**GIVEN INSTRUCTION**
Repeat each record exactly as written, and drop any images.

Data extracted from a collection
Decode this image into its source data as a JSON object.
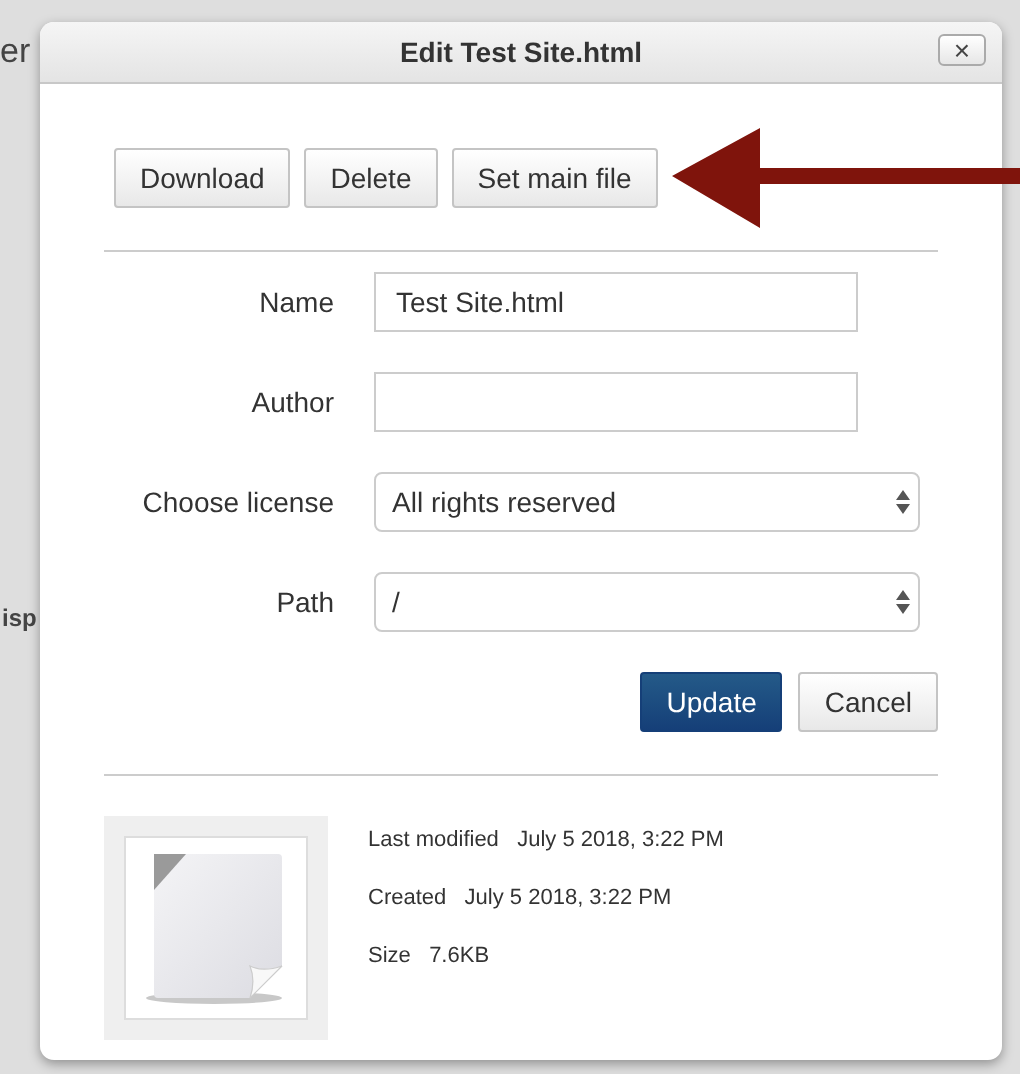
{
  "background": {
    "fragments": [
      "er",
      "isp"
    ]
  },
  "dialog": {
    "title": "Edit Test Site.html",
    "close": "×",
    "actions": [
      "Download",
      "Delete",
      "Set main file"
    ],
    "fields": [
      {
        "kind": "text",
        "label": "Name",
        "value": "Test Site.html"
      },
      {
        "kind": "text",
        "label": "Author"
      },
      {
        "kind": "select",
        "label": "Choose license",
        "value": "All rights reserved"
      },
      {
        "kind": "select",
        "label": "Path",
        "value": "/"
      }
    ],
    "buttons": [
      {
        "label": "Update",
        "primary": true
      },
      {
        "label": "Cancel",
        "primary": false
      }
    ],
    "info": [
      {
        "label": "Last modified",
        "value": "July 5 2018, 3:22 PM"
      },
      {
        "label": "Created",
        "value": "July 5 2018, 3:22 PM"
      },
      {
        "label": "Size",
        "value": "7.6KB"
      }
    ]
  }
}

**ANSWER**
Decode this image into its source data as a JSON object.
{
  "background": {
    "fragments": [
      "er",
      "isp"
    ]
  },
  "dialog": {
    "title": "Edit Test Site.html",
    "close": "×",
    "actions": [
      "Download",
      "Delete",
      "Set main file"
    ],
    "fields": [
      {
        "kind": "text",
        "label": "Name",
        "value": "Test Site.html"
      },
      {
        "kind": "text",
        "label": "Author"
      },
      {
        "kind": "select",
        "label": "Choose license",
        "value": "All rights reserved"
      },
      {
        "kind": "select",
        "label": "Path",
        "value": "/"
      }
    ],
    "buttons": [
      {
        "label": "Update",
        "primary": true
      },
      {
        "label": "Cancel",
        "primary": false
      }
    ],
    "info": [
      {
        "label": "Last modified",
        "value": "July 5 2018, 3:22 PM"
      },
      {
        "label": "Created",
        "value": "July 5 2018, 3:22 PM"
      },
      {
        "label": "Size",
        "value": "7.6KB"
      }
    ]
  }
}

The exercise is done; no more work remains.